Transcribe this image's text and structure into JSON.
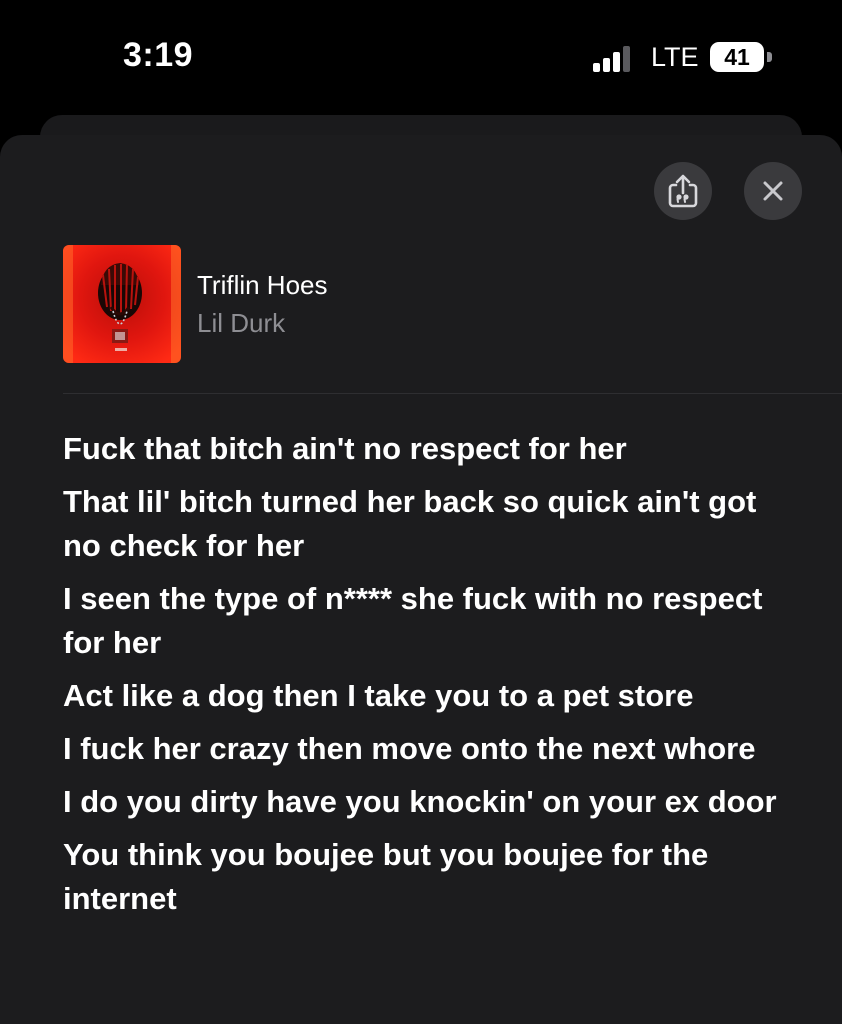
{
  "status_bar": {
    "time": "3:19",
    "network": "LTE",
    "battery": "41"
  },
  "actions": {
    "share_icon": "lyrics-share-icon",
    "close_icon": "close-icon"
  },
  "track": {
    "title": "Triflin Hoes",
    "artist": "Lil Durk",
    "artwork_colors": [
      "#e0160f",
      "#1a0705",
      "#ff5a1c"
    ]
  },
  "lyrics": [
    "Fuck that bitch ain't no respect for her",
    "That lil' bitch turned her back so quick ain't got no check for her",
    "I seen the type of n**** she fuck with no respect for her",
    "Act like a dog then I take you to a pet store",
    "I fuck her crazy then move onto the next whore",
    "I do you dirty have you knockin' on your ex door",
    "You think you boujee but you boujee for the internet"
  ]
}
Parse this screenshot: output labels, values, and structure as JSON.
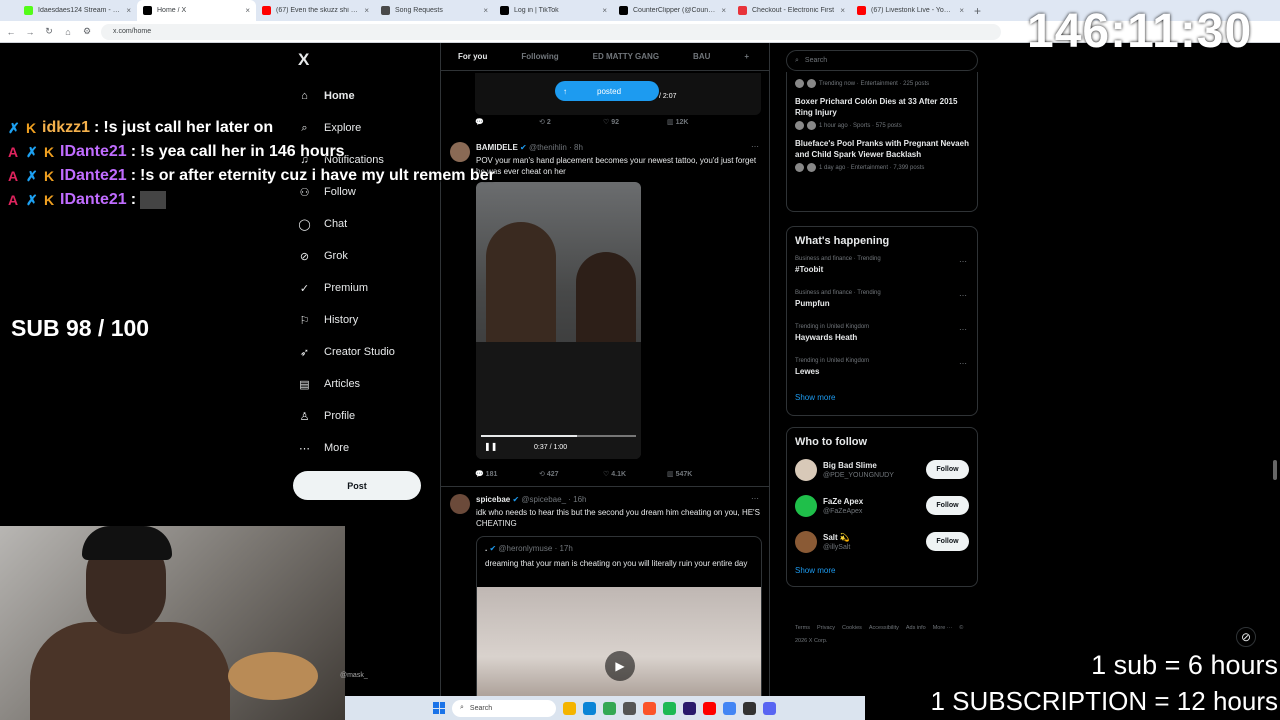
{
  "browser": {
    "tabs": [
      {
        "label": "Idaesdaes124 Stream - Watch Live",
        "color": "#53fc18",
        "active": false
      },
      {
        "label": "Home / X",
        "color": "#000000",
        "active": true
      },
      {
        "label": "(67) Even the skuzz shi goin",
        "color": "#ff0000",
        "active": false
      },
      {
        "label": "Song Requests",
        "color": "#4a4a4a",
        "active": false
      },
      {
        "label": "Log in | TikTok",
        "color": "#000000",
        "active": false
      },
      {
        "label": "CounterClipper (@CounterClip...",
        "color": "#000000",
        "active": false
      },
      {
        "label": "Checkout - Electronic First",
        "color": "#e8333a",
        "active": false
      },
      {
        "label": "(67) Livestonk Live - YouTube",
        "color": "#ff0000",
        "active": false
      }
    ],
    "new_tab": "+",
    "url": "x.com/home"
  },
  "nav": {
    "logo": "X",
    "items": [
      {
        "label": "Home",
        "icon": "home-icon",
        "glyph": "⌂",
        "active": true
      },
      {
        "label": "Explore",
        "icon": "search-icon",
        "glyph": "⌕",
        "active": false
      },
      {
        "label": "Notifications",
        "icon": "bell-icon",
        "glyph": "♫",
        "active": false
      },
      {
        "label": "Follow",
        "icon": "person-plus-icon",
        "glyph": "⚇",
        "active": false
      },
      {
        "label": "Chat",
        "icon": "chat-icon",
        "glyph": "◯",
        "active": false
      },
      {
        "label": "Grok",
        "icon": "grok-icon",
        "glyph": "⊘",
        "active": false
      },
      {
        "label": "Premium",
        "icon": "premium-icon",
        "glyph": "✓",
        "active": false
      },
      {
        "label": "History",
        "icon": "bookmark-icon",
        "glyph": "⚐",
        "active": false
      },
      {
        "label": "Creator Studio",
        "icon": "rocket-icon",
        "glyph": "➶",
        "active": false
      },
      {
        "label": "Articles",
        "icon": "articles-icon",
        "glyph": "▤",
        "active": false
      },
      {
        "label": "Profile",
        "icon": "person-icon",
        "glyph": "♙",
        "active": false
      },
      {
        "label": "More",
        "icon": "more-icon",
        "glyph": "⋯",
        "active": false
      }
    ],
    "post_label": "Post"
  },
  "timeline": {
    "tabs": [
      "For you",
      "Following",
      "ED MATTY GANG",
      "BAU",
      "+"
    ],
    "top_media": {
      "pill_label": "posted",
      "time": "/ 2:07"
    },
    "top_actions": {
      "reply": "",
      "repost": "2",
      "like": "92",
      "views": "12K"
    },
    "tweets": [
      {
        "name": "BAMIDELE",
        "handle": "@thenihlin",
        "time": "· 8h",
        "text": "POV your man's hand placement becomes your newest tattoo, you'd just forget he was ever cheat on her",
        "video": {
          "time": "0:37 / 1:00",
          "progress": 0.62
        },
        "actions": {
          "reply": "181",
          "repost": "427",
          "like": "4.1K",
          "views": "547K"
        }
      },
      {
        "name": "spicebae",
        "handle": "@spicebae_",
        "time": "· 16h",
        "text": "idk who needs to hear this but the second you dream him cheating on you, HE'S CHEATING",
        "quote": {
          "name": ".",
          "handle": "@heronlymuse",
          "time": "· 17h",
          "text": "dreaming that your man is cheating on you will literally ruin your entire day"
        }
      }
    ]
  },
  "sidebar": {
    "search_placeholder": "Search",
    "news": [
      {
        "title": "",
        "meta": "Trending now · Entertainment · 225 posts"
      },
      {
        "title": "Boxer Prichard Colón Dies at 33 After 2015 Ring Injury",
        "meta": "1 hour ago · Sports · 575 posts"
      },
      {
        "title": "Blueface's Pool Pranks with Pregnant Nevaeh and Child Spark Viewer Backlash",
        "meta": "1 day ago · Entertainment · 7,399 posts"
      }
    ],
    "happening_title": "What's happening",
    "trends": [
      {
        "meta": "Business and finance · Trending",
        "name": "#Toobit"
      },
      {
        "meta": "Business and finance · Trending",
        "name": "Pumpfun"
      },
      {
        "meta": "Trending in United Kingdom",
        "name": "Haywards Heath"
      },
      {
        "meta": "Trending in United Kingdom",
        "name": "Lewes"
      }
    ],
    "show_more": "Show more",
    "who_to_follow_title": "Who to follow",
    "follow": [
      {
        "name": "Big Bad Slime",
        "handle": "@PDE_YOUNGNUDY",
        "color": "#d8c9b8"
      },
      {
        "name": "FaZe Apex",
        "handle": "@FaZeApex",
        "color": "#1fbf4a"
      },
      {
        "name": "Salt 💫",
        "handle": "@illySalt",
        "color": "#8a5a35"
      }
    ],
    "follow_label": "Follow",
    "footer": [
      "Terms",
      "Privacy",
      "Cookies",
      "Accessibility",
      "Ads info",
      "More ···",
      "© 2026 X Corp."
    ]
  },
  "stream": {
    "timer": "146:11:30",
    "chat": [
      {
        "user": "idkzz1",
        "message": "!s just call her later on",
        "user_color": "#f5b14c"
      },
      {
        "user": "IDante21",
        "message": "!s yea call her in 146 hours",
        "user_color": "#c06cff"
      },
      {
        "user": "IDante21",
        "message": "!s or after eternity cuz i have my ult remem ber",
        "user_color": "#c06cff"
      },
      {
        "user": "IDante21",
        "message": "",
        "user_color": "#c06cff"
      }
    ],
    "sub_goal": "SUB 98 / 100",
    "sub_line1": "1 sub = 6 hours",
    "sub_line2": "1 SUBSCRIPTION = 12 hours",
    "webcam_name": "@mask_"
  },
  "taskbar": {
    "search_placeholder": "Search",
    "icons": [
      "file-explorer",
      "edge",
      "chrome",
      "store",
      "brave",
      "spotify",
      "premiere",
      "youtube",
      "chrome-alt",
      "obs",
      "discord"
    ]
  }
}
☆ ☆ ☆
## What is required
Drop the images and repeat the data exactly.

## The output
Transcribe this image's text and structure into JSON.
{
  "status_bar": {
    "time": "3:19",
    "network": "LTE",
    "battery": "41"
  },
  "actions": {
    "share_icon": "lyrics-share-icon",
    "close_icon": "close-icon"
  },
  "track": {
    "title": "Triflin Hoes",
    "artist": "Lil Durk",
    "artwork_colors": [
      "#e0160f",
      "#1a0705",
      "#ff5a1c"
    ]
  },
  "lyrics": [
    "Fuck that bitch ain't no respect for her",
    "That lil' bitch turned her back so quick ain't got no check for her",
    "I seen the type of n**** she fuck with no respect for her",
    "Act like a dog then I take you to a pet store",
    "I fuck her crazy then move onto the next whore",
    "I do you dirty have you knockin' on your ex door",
    "You think you boujee but you boujee for the internet"
  ]
}
Parse this screenshot: output labels, values, and structure as JSON.
{
  "browser": {
    "tabs": [
      {
        "label": "Idaesdaes124 Stream - Watch Live",
        "color": "#53fc18",
        "active": false
      },
      {
        "label": "Home / X",
        "color": "#000000",
        "active": true
      },
      {
        "label": "(67) Even the skuzz shi goin",
        "color": "#ff0000",
        "active": false
      },
      {
        "label": "Song Requests",
        "color": "#4a4a4a",
        "active": false
      },
      {
        "label": "Log in | TikTok",
        "color": "#000000",
        "active": false
      },
      {
        "label": "CounterClipper (@CounterClip...",
        "color": "#000000",
        "active": false
      },
      {
        "label": "Checkout - Electronic First",
        "color": "#e8333a",
        "active": false
      },
      {
        "label": "(67) Livestonk Live - YouTube",
        "color": "#ff0000",
        "active": false
      }
    ],
    "new_tab": "+",
    "url": "x.com/home"
  },
  "nav": {
    "logo": "X",
    "items": [
      {
        "label": "Home",
        "icon": "home-icon",
        "glyph": "⌂",
        "active": true
      },
      {
        "label": "Explore",
        "icon": "search-icon",
        "glyph": "⌕",
        "active": false
      },
      {
        "label": "Notifications",
        "icon": "bell-icon",
        "glyph": "♫",
        "active": false
      },
      {
        "label": "Follow",
        "icon": "person-plus-icon",
        "glyph": "⚇",
        "active": false
      },
      {
        "label": "Chat",
        "icon": "chat-icon",
        "glyph": "◯",
        "active": false
      },
      {
        "label": "Grok",
        "icon": "grok-icon",
        "glyph": "⊘",
        "active": false
      },
      {
        "label": "Premium",
        "icon": "premium-icon",
        "glyph": "✓",
        "active": false
      },
      {
        "label": "History",
        "icon": "bookmark-icon",
        "glyph": "⚐",
        "active": false
      },
      {
        "label": "Creator Studio",
        "icon": "rocket-icon",
        "glyph": "➶",
        "active": false
      },
      {
        "label": "Articles",
        "icon": "articles-icon",
        "glyph": "▤",
        "active": false
      },
      {
        "label": "Profile",
        "icon": "person-icon",
        "glyph": "♙",
        "active": false
      },
      {
        "label": "More",
        "icon": "more-icon",
        "glyph": "⋯",
        "active": false
      }
    ],
    "post_label": "Post"
  },
  "timeline": {
    "tabs": [
      "For you",
      "Following",
      "ED MATTY GANG",
      "BAU",
      "+"
    ],
    "top_media": {
      "pill_label": "posted",
      "time": "/ 2:07"
    },
    "top_actions": {
      "reply": "",
      "repost": "2",
      "like": "92",
      "views": "12K"
    },
    "tweets": [
      {
        "name": "BAMIDELE",
        "handle": "@thenihlin",
        "time": "· 8h",
        "text": "POV your man's hand placement becomes your newest tattoo, you'd just forget he was ever cheat on her",
        "video": {
          "time": "0:37 / 1:00",
          "progress": 0.62
        },
        "actions": {
          "reply": "181",
          "repost": "427",
          "like": "4.1K",
          "views": "547K"
        }
      },
      {
        "name": "spicebae",
        "handle": "@spicebae_",
        "time": "· 16h",
        "text": "idk who needs to hear this but the second you dream him cheating on you, HE'S CHEATING",
        "quote": {
          "name": ".",
          "handle": "@heronlymuse",
          "time": "· 17h",
          "text": "dreaming that your man is cheating on you will literally ruin your entire day"
        }
      }
    ]
  },
  "sidebar": {
    "search_placeholder": "Search",
    "news": [
      {
        "title": "",
        "meta": "Trending now · Entertainment · 225 posts"
      },
      {
        "title": "Boxer Prichard Colón Dies at 33 After 2015 Ring Injury",
        "meta": "1 hour ago · Sports · 575 posts"
      },
      {
        "title": "Blueface's Pool Pranks with Pregnant Nevaeh and Child Spark Viewer Backlash",
        "meta": "1 day ago · Entertainment · 7,399 posts"
      }
    ],
    "happening_title": "What's happening",
    "trends": [
      {
        "meta": "Business and finance · Trending",
        "name": "#Toobit"
      },
      {
        "meta": "Business and finance · Trending",
        "name": "Pumpfun"
      },
      {
        "meta": "Trending in United Kingdom",
        "name": "Haywards Heath"
      },
      {
        "meta": "Trending in United Kingdom",
        "name": "Lewes"
      }
    ],
    "show_more": "Show more",
    "who_to_follow_title": "Who to follow",
    "follow": [
      {
        "name": "Big Bad Slime",
        "handle": "@PDE_YOUNGNUDY",
        "color": "#d8c9b8"
      },
      {
        "name": "FaZe Apex",
        "handle": "@FaZeApex",
        "color": "#1fbf4a"
      },
      {
        "name": "Salt 💫",
        "handle": "@illySalt",
        "color": "#8a5a35"
      }
    ],
    "follow_label": "Follow",
    "footer": [
      "Terms",
      "Privacy",
      "Cookies",
      "Accessibility",
      "Ads info",
      "More ···",
      "© 2026 X Corp."
    ]
  },
  "stream": {
    "timer": "146:11:30",
    "chat": [
      {
        "user": "idkzz1",
        "message": "!s just call her later on",
        "user_color": "#f5b14c"
      },
      {
        "user": "IDante21",
        "message": "!s yea call her in 146 hours",
        "user_color": "#c06cff"
      },
      {
        "user": "IDante21",
        "message": "!s or after eternity cuz i have my ult remem ber",
        "user_color": "#c06cff"
      },
      {
        "user": "IDante21",
        "message": "",
        "user_color": "#c06cff"
      }
    ],
    "sub_goal": "SUB 98 / 100",
    "sub_line1": "1 sub = 6 hours",
    "sub_line2": "1 SUBSCRIPTION = 12 hours",
    "webcam_name": "@mask_"
  },
  "taskbar": {
    "search_placeholder": "Search",
    "icons": [
      "file-explorer",
      "edge",
      "chrome",
      "store",
      "brave",
      "spotify",
      "premiere",
      "youtube",
      "chrome-alt",
      "obs",
      "discord"
    ]
  }
}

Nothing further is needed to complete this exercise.